- What to do
Identify the lines that contain the word "justification", then copy them.

-- START --

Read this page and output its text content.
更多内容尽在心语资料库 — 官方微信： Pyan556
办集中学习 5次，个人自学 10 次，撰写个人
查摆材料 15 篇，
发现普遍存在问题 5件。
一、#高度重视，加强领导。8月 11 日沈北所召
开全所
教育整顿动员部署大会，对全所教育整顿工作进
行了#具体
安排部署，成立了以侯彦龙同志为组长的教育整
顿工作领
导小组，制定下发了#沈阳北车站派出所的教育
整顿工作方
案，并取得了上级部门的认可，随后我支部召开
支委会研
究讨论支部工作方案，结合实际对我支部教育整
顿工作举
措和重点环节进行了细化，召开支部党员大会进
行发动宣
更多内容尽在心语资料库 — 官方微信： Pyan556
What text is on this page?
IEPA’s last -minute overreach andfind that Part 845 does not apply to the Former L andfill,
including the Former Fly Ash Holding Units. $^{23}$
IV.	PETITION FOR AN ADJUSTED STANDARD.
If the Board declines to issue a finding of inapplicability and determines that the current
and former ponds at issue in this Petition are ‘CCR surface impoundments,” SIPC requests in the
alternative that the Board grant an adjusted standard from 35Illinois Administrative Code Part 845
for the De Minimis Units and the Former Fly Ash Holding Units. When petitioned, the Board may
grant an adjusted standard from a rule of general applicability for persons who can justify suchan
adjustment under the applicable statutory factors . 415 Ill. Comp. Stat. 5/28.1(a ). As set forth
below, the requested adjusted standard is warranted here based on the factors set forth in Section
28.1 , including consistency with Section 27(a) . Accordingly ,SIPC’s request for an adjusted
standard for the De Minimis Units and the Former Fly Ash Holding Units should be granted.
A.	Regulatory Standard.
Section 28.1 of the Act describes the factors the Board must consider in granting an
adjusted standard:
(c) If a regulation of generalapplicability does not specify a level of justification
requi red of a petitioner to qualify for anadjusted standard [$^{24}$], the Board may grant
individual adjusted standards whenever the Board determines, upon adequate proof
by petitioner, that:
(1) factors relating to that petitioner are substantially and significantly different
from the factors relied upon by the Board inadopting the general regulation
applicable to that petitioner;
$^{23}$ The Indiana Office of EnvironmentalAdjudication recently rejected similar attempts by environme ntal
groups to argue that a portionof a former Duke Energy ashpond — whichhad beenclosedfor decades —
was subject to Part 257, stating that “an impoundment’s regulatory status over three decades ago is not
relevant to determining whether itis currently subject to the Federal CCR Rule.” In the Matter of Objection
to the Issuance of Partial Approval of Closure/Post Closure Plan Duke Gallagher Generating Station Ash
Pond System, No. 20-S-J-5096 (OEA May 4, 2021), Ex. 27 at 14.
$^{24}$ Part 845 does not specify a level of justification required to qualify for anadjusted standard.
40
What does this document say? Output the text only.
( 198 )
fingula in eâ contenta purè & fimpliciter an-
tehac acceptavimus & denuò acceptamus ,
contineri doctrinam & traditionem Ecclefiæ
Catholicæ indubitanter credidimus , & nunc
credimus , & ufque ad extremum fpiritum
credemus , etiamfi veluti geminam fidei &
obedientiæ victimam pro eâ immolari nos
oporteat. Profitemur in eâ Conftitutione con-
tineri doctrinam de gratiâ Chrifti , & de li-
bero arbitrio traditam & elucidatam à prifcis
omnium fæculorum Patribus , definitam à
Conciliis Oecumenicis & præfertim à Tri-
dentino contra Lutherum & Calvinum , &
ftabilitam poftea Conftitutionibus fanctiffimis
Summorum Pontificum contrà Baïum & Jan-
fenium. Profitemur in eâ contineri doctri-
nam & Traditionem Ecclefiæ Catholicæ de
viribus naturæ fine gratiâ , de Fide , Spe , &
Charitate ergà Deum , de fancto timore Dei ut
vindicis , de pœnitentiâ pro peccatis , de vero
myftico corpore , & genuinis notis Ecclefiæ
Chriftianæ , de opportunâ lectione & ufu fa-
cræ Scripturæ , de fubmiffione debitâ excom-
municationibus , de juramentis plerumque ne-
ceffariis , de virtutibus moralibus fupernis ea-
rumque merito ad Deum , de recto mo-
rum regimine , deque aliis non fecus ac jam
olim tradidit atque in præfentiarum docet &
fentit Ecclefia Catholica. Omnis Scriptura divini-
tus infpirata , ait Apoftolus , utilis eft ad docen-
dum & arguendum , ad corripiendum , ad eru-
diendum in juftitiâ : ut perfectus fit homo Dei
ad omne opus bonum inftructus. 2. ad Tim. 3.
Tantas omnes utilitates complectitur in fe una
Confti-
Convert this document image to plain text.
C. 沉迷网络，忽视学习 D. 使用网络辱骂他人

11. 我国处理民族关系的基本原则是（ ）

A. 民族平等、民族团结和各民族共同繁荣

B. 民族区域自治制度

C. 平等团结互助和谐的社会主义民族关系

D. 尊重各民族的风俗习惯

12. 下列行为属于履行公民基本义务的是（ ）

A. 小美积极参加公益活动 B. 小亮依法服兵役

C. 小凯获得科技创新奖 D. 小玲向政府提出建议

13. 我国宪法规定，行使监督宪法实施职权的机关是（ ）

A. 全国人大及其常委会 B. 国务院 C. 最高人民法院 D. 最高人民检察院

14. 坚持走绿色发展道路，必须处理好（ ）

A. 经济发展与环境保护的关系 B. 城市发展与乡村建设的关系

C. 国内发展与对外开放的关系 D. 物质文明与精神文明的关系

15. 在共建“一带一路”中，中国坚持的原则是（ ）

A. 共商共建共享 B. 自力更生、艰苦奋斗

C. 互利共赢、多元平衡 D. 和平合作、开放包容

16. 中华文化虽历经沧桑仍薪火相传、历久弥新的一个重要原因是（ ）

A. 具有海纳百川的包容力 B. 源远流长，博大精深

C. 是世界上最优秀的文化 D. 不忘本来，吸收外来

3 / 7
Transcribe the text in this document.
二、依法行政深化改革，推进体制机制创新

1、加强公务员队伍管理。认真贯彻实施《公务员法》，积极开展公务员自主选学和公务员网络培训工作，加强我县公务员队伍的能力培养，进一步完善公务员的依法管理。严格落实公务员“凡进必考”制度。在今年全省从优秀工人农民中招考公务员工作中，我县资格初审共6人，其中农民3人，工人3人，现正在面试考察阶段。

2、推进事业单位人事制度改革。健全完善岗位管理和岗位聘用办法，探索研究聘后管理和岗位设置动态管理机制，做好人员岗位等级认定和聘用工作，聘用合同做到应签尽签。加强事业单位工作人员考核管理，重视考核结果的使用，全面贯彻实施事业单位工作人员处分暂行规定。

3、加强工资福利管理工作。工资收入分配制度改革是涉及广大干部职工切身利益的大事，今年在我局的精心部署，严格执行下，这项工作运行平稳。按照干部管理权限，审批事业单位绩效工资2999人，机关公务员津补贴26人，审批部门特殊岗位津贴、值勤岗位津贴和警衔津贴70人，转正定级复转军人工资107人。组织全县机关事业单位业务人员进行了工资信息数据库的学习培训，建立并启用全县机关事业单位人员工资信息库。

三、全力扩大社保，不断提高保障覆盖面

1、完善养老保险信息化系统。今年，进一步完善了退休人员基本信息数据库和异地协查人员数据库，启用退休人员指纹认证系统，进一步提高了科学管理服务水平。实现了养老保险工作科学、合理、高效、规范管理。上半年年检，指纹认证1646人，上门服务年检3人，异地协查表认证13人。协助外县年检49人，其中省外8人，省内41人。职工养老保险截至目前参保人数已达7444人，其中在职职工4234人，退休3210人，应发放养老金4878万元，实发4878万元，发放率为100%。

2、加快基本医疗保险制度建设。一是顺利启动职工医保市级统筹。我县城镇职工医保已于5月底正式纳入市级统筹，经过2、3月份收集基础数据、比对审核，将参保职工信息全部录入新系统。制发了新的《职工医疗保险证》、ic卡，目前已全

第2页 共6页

-- END --

- Answer to the problem
(c) If a regulation of generalapplicability does not specify a level of justification
$^{24}$ Part 845 does not specify a level of justification required to qualify for anadjusted standard.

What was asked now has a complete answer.